## GIVEN PROBLEM
What is the count of lines in the listing below that hold the string "text"? Reply with that number alone.

########################################

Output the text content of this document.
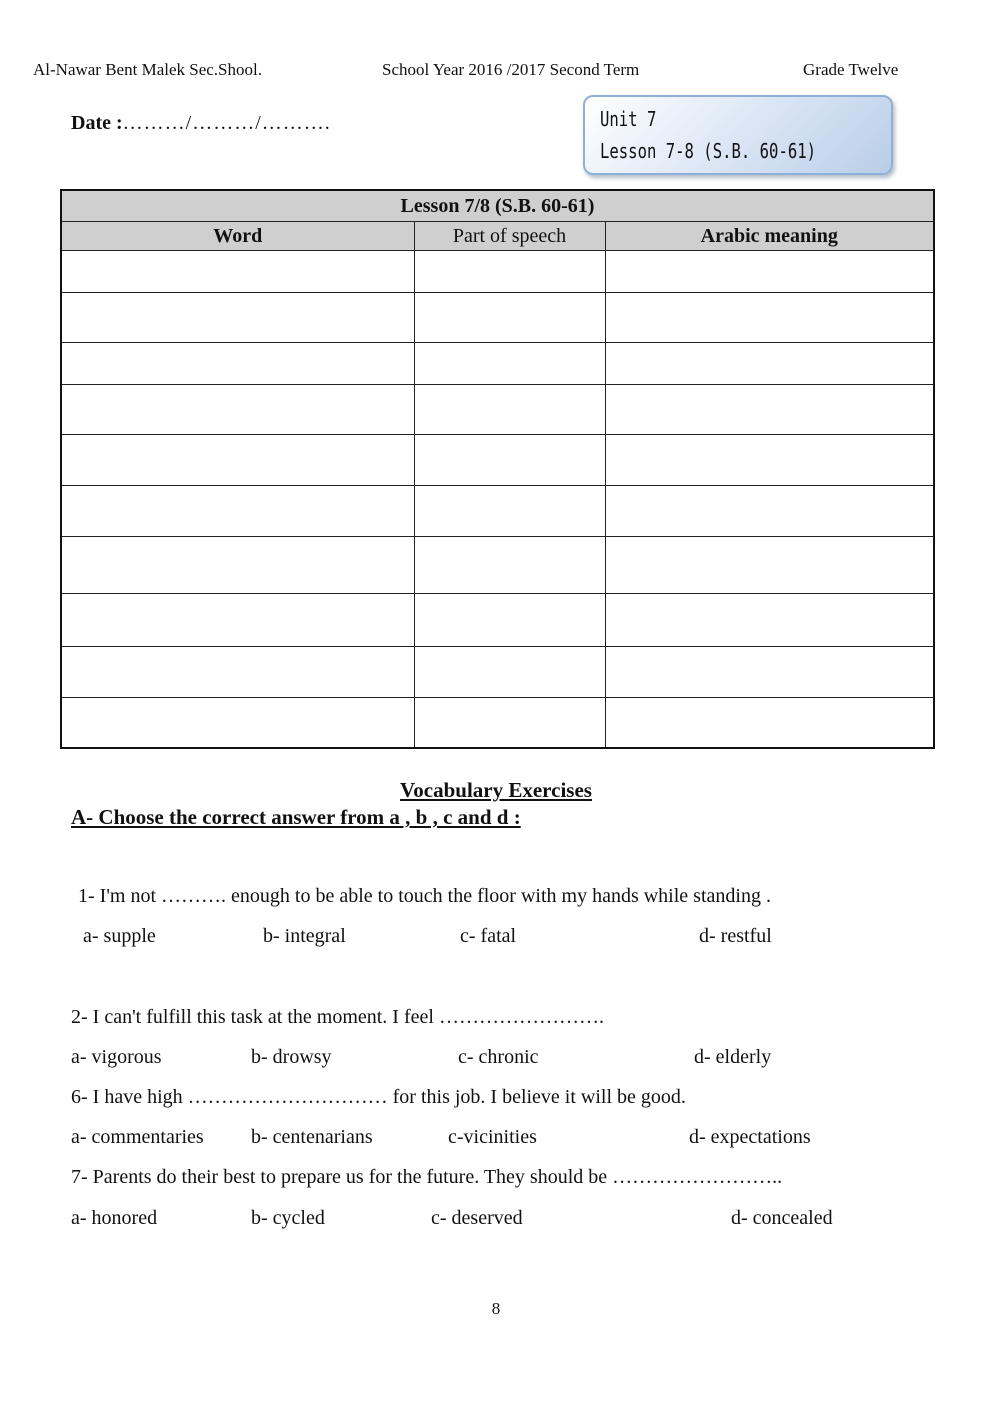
Al-Nawar Bent Malek Sec.Shool.	School Year 2016 /2017 Second Term	Grade Twelve
Date :………/………/……….	Unit 7
Lesson 7-8 (S.B. 60-61)
Lesson 7/8 (S.B. 60-61)		
Word	Part of speech	Arabic meaning

Vocabulary Exercises
A- Choose the correct answer from a , b , c and d :
1- I'm not ………. enough to be able to touch the floor with my hands while standing .
a- supple	b- integral	c- fatal	d- restful
2- I can't fulfill this task at the moment. I feel …………………….
a- vigorous	b- drowsy	c- chronic	d- elderly
6- I have high ………………………… for this job. I believe it will be good.
a- commentaries b- centenarians	c-vicinities	d- expectations
7- Parents do their best to prepare us for the future. They should be ……………………..
a- honored	b- cycled	c- deserved	d- concealed
8
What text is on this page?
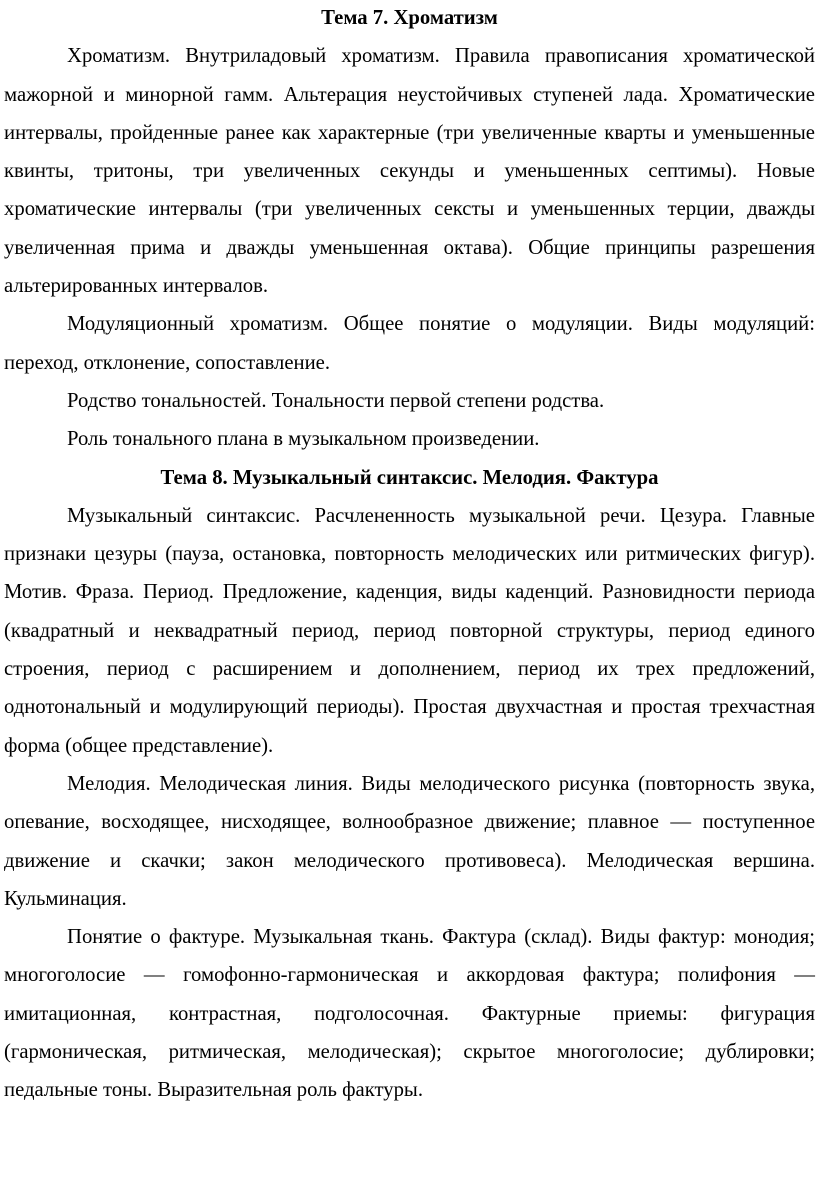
Тема 7. Хроматизм

Хроматизм. Внутриладовый хроматизм. Правила правописания хроматической мажорной и минорной гамм. Альтерация неустойчивых ступеней лада. Хроматические интервалы, пройденные ранее как характерные (три увеличенные кварты и уменьшенные квинты, тритоны, три увеличенных секунды и уменьшенных септимы). Новые хроматические интервалы (три увеличенных сексты и уменьшенных терции, дважды увеличенная прима и дважды уменьшенная октава). Общие принципы разрешения альтерированных интервалов.

Модуляционный хроматизм. Общее понятие о модуляции. Виды модуляций: переход, отклонение, сопоставление.

Родство тональностей. Тональности первой степени родства.

Роль тонального плана в музыкальном произведении.

Тема 8. Музыкальный синтаксис. Мелодия. Фактура

Музыкальный синтаксис. Расчлененность музыкальной речи. Цезура. Главные признаки цезуры (пауза, остановка, повторность мелодических или ритмических фигур). Мотив. Фраза. Период. Предложение, каденция, виды каденций. Разновидности периода (квадратный и неквадратный период, период повторной структуры, период единого строения, период с расширением и дополнением, период их трех предложений, однотональный и модулирующий периоды). Простая двухчастная и простая трехчастная форма (общее представление).

Мелодия. Мелодическая линия. Виды мелодического рисунка (повторность звука, опевание, восходящее, нисходящее, волнообразное движение; плавное — поступенное движение и скачки; закон мелодического противовеса). Мелодическая вершина. Кульминация.

Понятие о фактуре. Музыкальная ткань. Фактура (склад). Виды фактур: монодия; многоголосие — гомофонно-гармоническая и аккордовая фактура; полифония — имитационная, контрастная, подголосочная. Фактурные приемы: фигурация (гармоническая, ритмическая, мелодическая); скрытое многоголосие; дублировки; педальные тоны. Выразительная роль фактуры.
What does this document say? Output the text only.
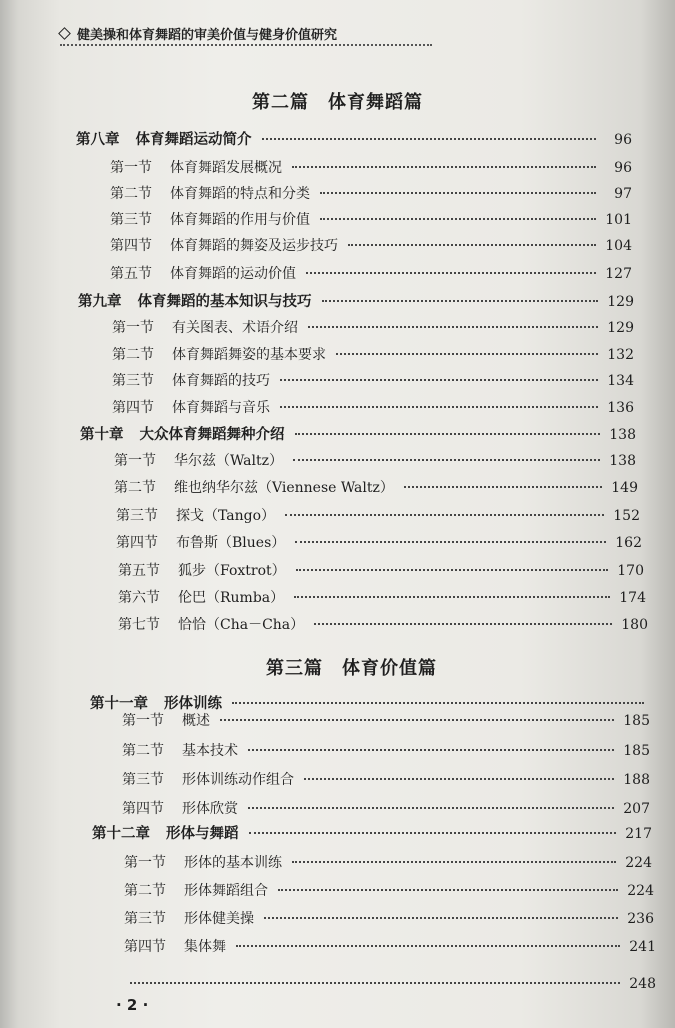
健美操和体育舞蹈的审美价值与健身价值研究
第二篇　体育舞蹈篇
第八章 体育舞蹈运动简介	96
第一节 体育舞蹈发展概况	96
第二节 体育舞蹈的特点和分类	97
第三节 体育舞蹈的作用与价值	101
第四节 体育舞蹈的舞姿及运步技巧	104
第五节 体育舞蹈的运动价值	127
第九章 体育舞蹈的基本知识与技巧	129
第一节 有关图表、术语介绍	129
第二节 体育舞蹈舞姿的基本要求	132
第三节 体育舞蹈的技巧	134
第四节 体育舞蹈与音乐	136
第十章 大众体育舞蹈舞种介绍	138
第一节 华尔兹（Waltz）	138
第二节 维也纳华尔兹（Viennese Waltz）	149
第三节 探戈（Tango）	152
第四节 布鲁斯（Blues）	162
第五节 狐步（Foxtrot）	170
第六节 伦巴（Rumba）	174
第七节 恰恰（Cha－Cha）	180
第三篇　体育价值篇
第十一章 形体训练
第一节 概述	185
第二节 基本技术	185
第三节 形体训练动作组合	188
第四节 形体欣赏	207
第十二章 形体与舞蹈	217
第一节 形体的基本训练	224
第二节 形体舞蹈组合	224
第三节 形体健美操	236
第四节 集体舞	241
248
· 2 ·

########################################

## THE OUTPUT
3